* _DIRECTIONS_: Copy out every line that contains the word "Cortex".

* _STORED RECORDS_:
- - - - -
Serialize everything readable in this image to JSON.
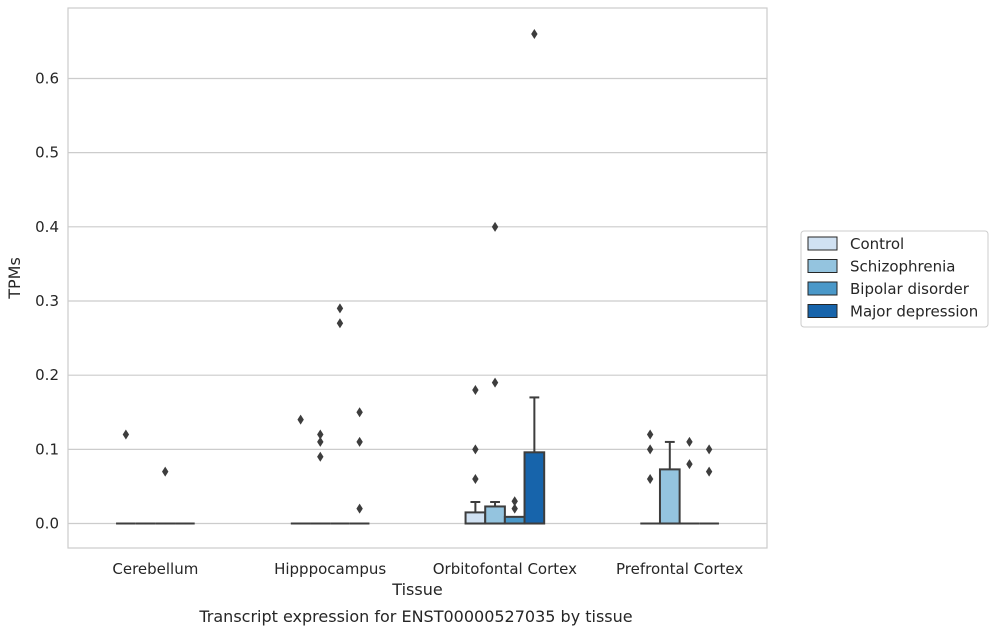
{
  "chart_data": {
    "type": "box",
    "title": "Transcript expression for ENST00000527035 by tissue",
    "xlabel": "Tissue",
    "ylabel": "TPMs",
    "ylim": [
      -0.033,
      0.695
    ],
    "yticks": [
      0.0,
      0.1,
      0.2,
      0.3,
      0.4,
      0.5,
      0.6
    ],
    "ytick_labels": [
      "0.0",
      "0.1",
      "0.2",
      "0.3",
      "0.4",
      "0.5",
      "0.6"
    ],
    "grid": true,
    "legend_position": "right",
    "categories": [
      "Cerebellum",
      "Hipppocampus",
      "Orbitofontal Cortex",
      "Prefrontal Cortex"
    ],
    "series": [
      {
        "name": "Control",
        "color": "#d0e1f2",
        "boxes": [
          {
            "q1": 0,
            "median": 0,
            "q3": 0,
            "whisker_low": 0,
            "whisker_high": 0,
            "outliers": [
              0.12
            ]
          },
          {
            "q1": 0,
            "median": 0,
            "q3": 0,
            "whisker_low": 0,
            "whisker_high": 0,
            "outliers": [
              0.14
            ]
          },
          {
            "q1": 0,
            "median": 0,
            "q3": 0.015,
            "whisker_low": 0,
            "whisker_high": 0.029,
            "outliers": [
              0.06,
              0.1,
              0.18
            ]
          },
          {
            "q1": 0,
            "median": 0,
            "q3": 0,
            "whisker_low": 0,
            "whisker_high": 0,
            "outliers": [
              0.06,
              0.1,
              0.12
            ]
          }
        ]
      },
      {
        "name": "Schizophrenia",
        "color": "#94c4df",
        "boxes": [
          {
            "q1": 0,
            "median": 0,
            "q3": 0,
            "whisker_low": 0,
            "whisker_high": 0,
            "outliers": []
          },
          {
            "q1": 0,
            "median": 0,
            "q3": 0,
            "whisker_low": 0,
            "whisker_high": 0,
            "outliers": [
              0.09,
              0.11,
              0.12
            ]
          },
          {
            "q1": 0,
            "median": 0,
            "q3": 0.023,
            "whisker_low": 0,
            "whisker_high": 0.029,
            "outliers": [
              0.19,
              0.4
            ]
          },
          {
            "q1": 0,
            "median": 0,
            "q3": 0.073,
            "whisker_low": 0,
            "whisker_high": 0.11,
            "outliers": []
          }
        ]
      },
      {
        "name": "Bipolar disorder",
        "color": "#4a98c9",
        "boxes": [
          {
            "q1": 0,
            "median": 0,
            "q3": 0,
            "whisker_low": 0,
            "whisker_high": 0,
            "outliers": [
              0.07
            ]
          },
          {
            "q1": 0,
            "median": 0,
            "q3": 0,
            "whisker_low": 0,
            "whisker_high": 0,
            "outliers": [
              0.27,
              0.29
            ]
          },
          {
            "q1": 0,
            "median": 0,
            "q3": 0.009,
            "whisker_low": 0,
            "whisker_high": 0.009,
            "outliers": [
              0.02,
              0.03
            ]
          },
          {
            "q1": 0,
            "median": 0,
            "q3": 0,
            "whisker_low": 0,
            "whisker_high": 0,
            "outliers": [
              0.08,
              0.11
            ]
          }
        ]
      },
      {
        "name": "Major depression",
        "color": "#1764ab",
        "boxes": [
          {
            "q1": 0,
            "median": 0,
            "q3": 0,
            "whisker_low": 0,
            "whisker_high": 0,
            "outliers": []
          },
          {
            "q1": 0,
            "median": 0,
            "q3": 0,
            "whisker_low": 0,
            "whisker_high": 0,
            "outliers": [
              0.02,
              0.11,
              0.15
            ]
          },
          {
            "q1": 0,
            "median": 0,
            "q3": 0.096,
            "whisker_low": 0,
            "whisker_high": 0.17,
            "outliers": [
              0.66
            ]
          },
          {
            "q1": 0,
            "median": 0,
            "q3": 0,
            "whisker_low": 0,
            "whisker_high": 0,
            "outliers": [
              0.07,
              0.1
            ]
          }
        ]
      }
    ]
  }
}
- - - - -
* _ANSWER TO THE TASK_:
      "Orbitofontal Cortex",
      "Prefrontal Cortex"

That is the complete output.